Could you extract every entry below and reproduce it exactly?

Stored dataset items
┌──

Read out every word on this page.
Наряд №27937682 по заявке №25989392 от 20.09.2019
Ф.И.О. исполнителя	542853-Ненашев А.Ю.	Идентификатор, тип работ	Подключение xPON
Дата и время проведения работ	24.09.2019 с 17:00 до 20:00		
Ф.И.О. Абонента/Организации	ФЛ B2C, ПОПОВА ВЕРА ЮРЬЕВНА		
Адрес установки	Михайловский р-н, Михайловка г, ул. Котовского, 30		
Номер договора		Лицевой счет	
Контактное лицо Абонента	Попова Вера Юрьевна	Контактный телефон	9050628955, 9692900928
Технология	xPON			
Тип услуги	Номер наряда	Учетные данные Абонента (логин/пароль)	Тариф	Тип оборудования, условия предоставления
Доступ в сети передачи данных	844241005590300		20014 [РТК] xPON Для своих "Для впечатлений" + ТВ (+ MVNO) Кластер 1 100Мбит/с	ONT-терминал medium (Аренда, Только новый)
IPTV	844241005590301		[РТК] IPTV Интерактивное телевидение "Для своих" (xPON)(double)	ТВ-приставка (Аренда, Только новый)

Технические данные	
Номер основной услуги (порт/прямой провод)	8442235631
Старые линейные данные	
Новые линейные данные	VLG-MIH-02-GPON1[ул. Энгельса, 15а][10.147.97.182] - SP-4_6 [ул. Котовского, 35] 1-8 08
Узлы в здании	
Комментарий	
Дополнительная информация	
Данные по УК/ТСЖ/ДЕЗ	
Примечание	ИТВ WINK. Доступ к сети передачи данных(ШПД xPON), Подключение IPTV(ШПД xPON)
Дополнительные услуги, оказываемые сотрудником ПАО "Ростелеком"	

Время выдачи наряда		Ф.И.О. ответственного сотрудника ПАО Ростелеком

└──

Output for this task –
Read out every word on this page.
Наряд №27937682 по заявке №25989392 от 20.09.2019
Ф.И.О. исполнителя	542853-Ненашев А.Ю.	Идентификатор, тип работ	Подключение xPON
Дата и время проведения работ	24.09.2019 с 17:00 до 20:00		
Ф.И.О. Абонента/Организации	ФЛ B2C, ПОПОВА ВЕРА ЮРЬЕВНА		
Адрес установки	Михайловский р-н, Михайловка г, ул. Котовского, 30		
Номер договора		Лицевой счет	
Контактное лицо Абонента	Попова Вера Юрьевна	Контактный телефон	9050628955, 9692900928
Технология	xPON			
Тип услуги	Номер наряда	Учетные данные Абонента (логин/пароль)	Тариф	Тип оборудования, условия предоставления
Доступ в сети передачи данных	844241005590300		20014 [РТК] xPON Для своих "Для впечатлений" + ТВ (+ MVNO) Кластер 1 100Мбит/с	ONT-терминал medium (Аренда, Только новый)
IPTV	844241005590301		[РТК] IPTV Интерактивное телевидение "Для своих" (xPON)(double)	ТВ-приставка (Аренда, Только новый)

Технические данные	
Номер основной услуги (порт/прямой провод)	8442235631
Старые линейные данные	
Новые линейные данные	VLG-MIH-02-GPON1[ул. Энгельса, 15а][10.147.97.182] - SP-4_6 [ул. Котовского, 35] 1-8 08
Узлы в здании	
Комментарий	
Дополнительная информация	
Данные по УК/ТСЖ/ДЕЗ	
Примечание	ИТВ WINK. Доступ к сети передачи данных(ШПД xPON), Подключение IPTV(ШПД xPON)
Дополнительные услуги, оказываемые сотрудником ПАО "Ростелеком"	

Время выдачи наряда		Ф.И.О. ответственного сотрудника ПАО Ростелеком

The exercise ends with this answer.